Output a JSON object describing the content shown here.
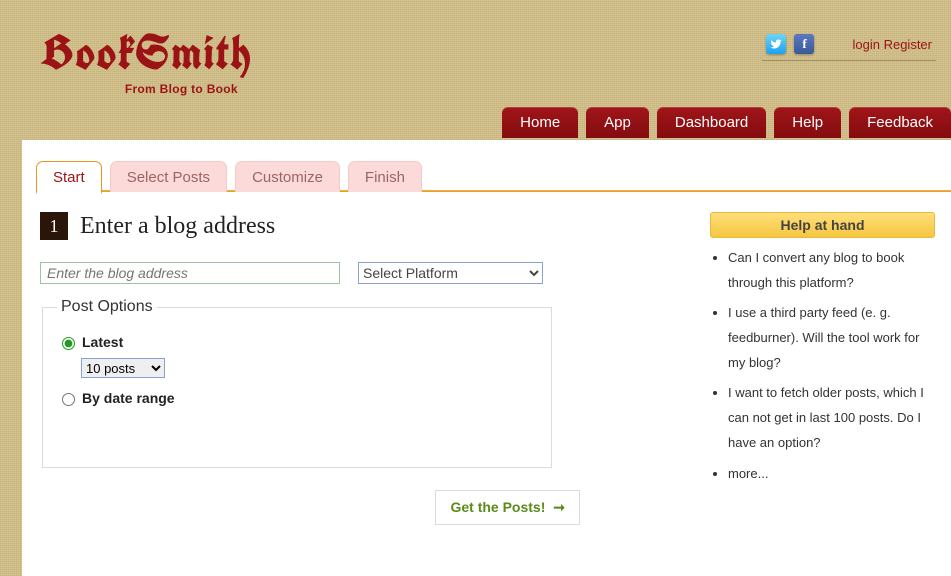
{
  "header": {
    "logo_title": "BookSmith",
    "tagline": "From Blog to Book",
    "auth": {
      "login": "login",
      "register": "Register"
    },
    "social": {
      "twitter": "twitter-icon",
      "facebook": "facebook-icon"
    }
  },
  "nav": {
    "home": "Home",
    "app": "App",
    "dashboard": "Dashboard",
    "help": "Help",
    "feedback": "Feedback"
  },
  "wizard": {
    "tabs": {
      "start": "Start",
      "select_posts": "Select Posts",
      "customize": "Customize",
      "finish": "Finish"
    },
    "step_number": "1",
    "step_heading": "Enter a blog address",
    "blog_input_placeholder": "Enter the blog address",
    "platform_select_label": "Select Platform",
    "post_options": {
      "legend": "Post Options",
      "radio_latest": "Latest",
      "posts_count_value": "10 posts",
      "radio_daterange": "By date range"
    },
    "get_posts_label": "Get the Posts!"
  },
  "help_panel": {
    "title": "Help at hand",
    "items": [
      "Can I convert any blog to book through this platform?",
      "I use a third party feed (e. g. feedburner). Will the tool work for my blog?",
      "I want to fetch older posts, which I can not get in last 100 posts. Do I have an option?",
      "more..."
    ]
  }
}
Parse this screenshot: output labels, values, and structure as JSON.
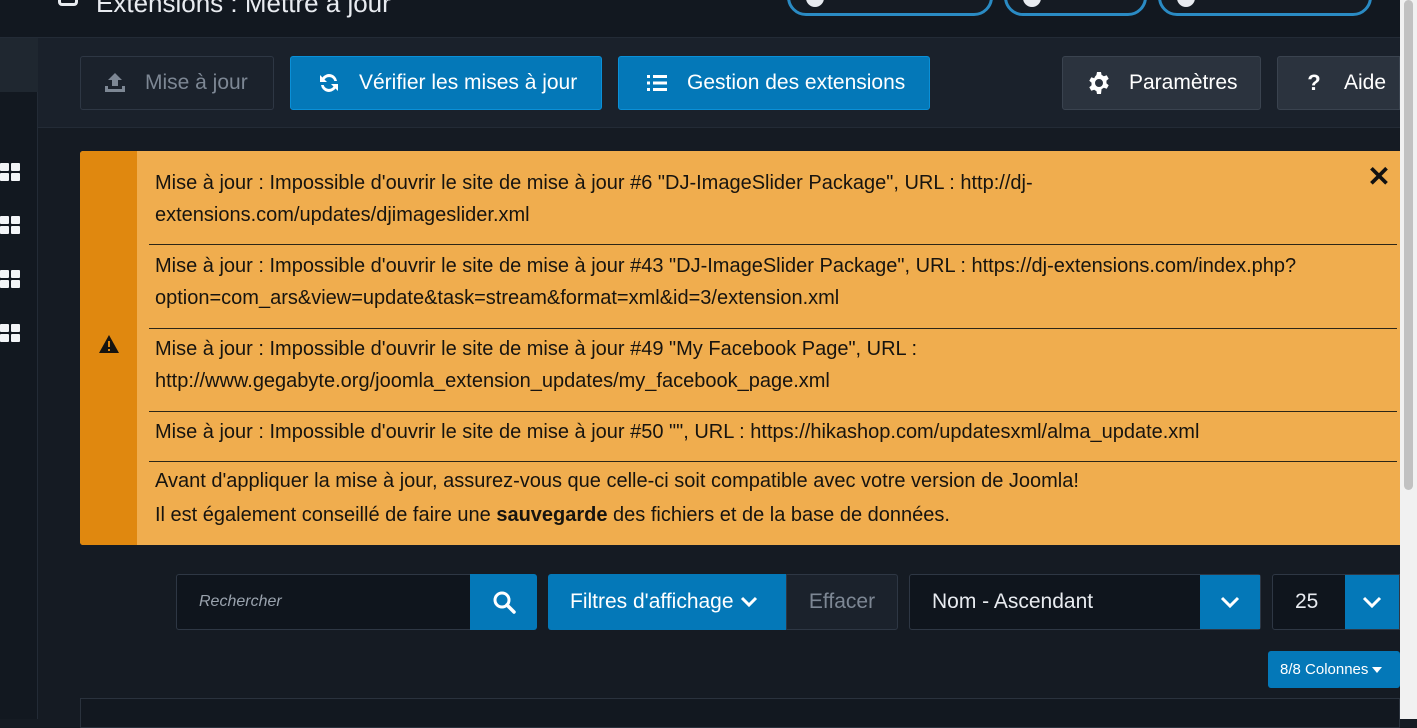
{
  "header": {
    "title": "Extensions : Mettre à jour"
  },
  "toolbar": {
    "update_label": "Mise à jour",
    "check_label": "Vérifier les mises à jour",
    "manage_label": "Gestion des extensions",
    "options_label": "Paramètres",
    "help_label": "Aide"
  },
  "alert": {
    "messages": [
      "Mise à jour : Impossible d'ouvrir le site de mise à jour #6 \"DJ-ImageSlider Package\", URL : http://dj-extensions.com/updates/djimageslider.xml",
      "Mise à jour : Impossible d'ouvrir le site de mise à jour #43 \"DJ-ImageSlider Package\", URL : https://dj-extensions.com/index.php?option=com_ars&view=update&task=stream&format=xml&id=3/extension.xml",
      "Mise à jour : Impossible d'ouvrir le site de mise à jour #49 \"My Facebook Page\", URL : http://www.gegabyte.org/joomla_extension_updates/my_facebook_page.xml",
      "Mise à jour : Impossible d'ouvrir le site de mise à jour #50 \"\", URL : https://hikashop.com/updatesxml/alma_update.xml"
    ],
    "notice_line1": "Avant d'appliquer la mise à jour, assurez-vous que celle-ci soit compatible avec votre version de Joomla!",
    "notice_line2_pre": "Il est également conseillé de faire une ",
    "notice_line2_bold": "sauvegarde",
    "notice_line2_post": " des fichiers et de la base de données."
  },
  "filters": {
    "search_placeholder": "Rechercher",
    "filter_options_label": "Filtres d'affichage",
    "clear_label": "Effacer",
    "sort_value": "Nom - Ascendant",
    "limit_value": "25",
    "columns_label": "8/8 Colonnes"
  },
  "colors": {
    "accent": "#0478b8",
    "warning_bg": "#f0ad4e",
    "warning_side": "#e0880f",
    "background": "#151b23"
  }
}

Given instruction >> Identify each line in the records above that contains the word "address", and copy it out in full.

Result of the task >>
    "step_heading": "Enter a blog address",
    "blog_input_placeholder": "Enter the blog address",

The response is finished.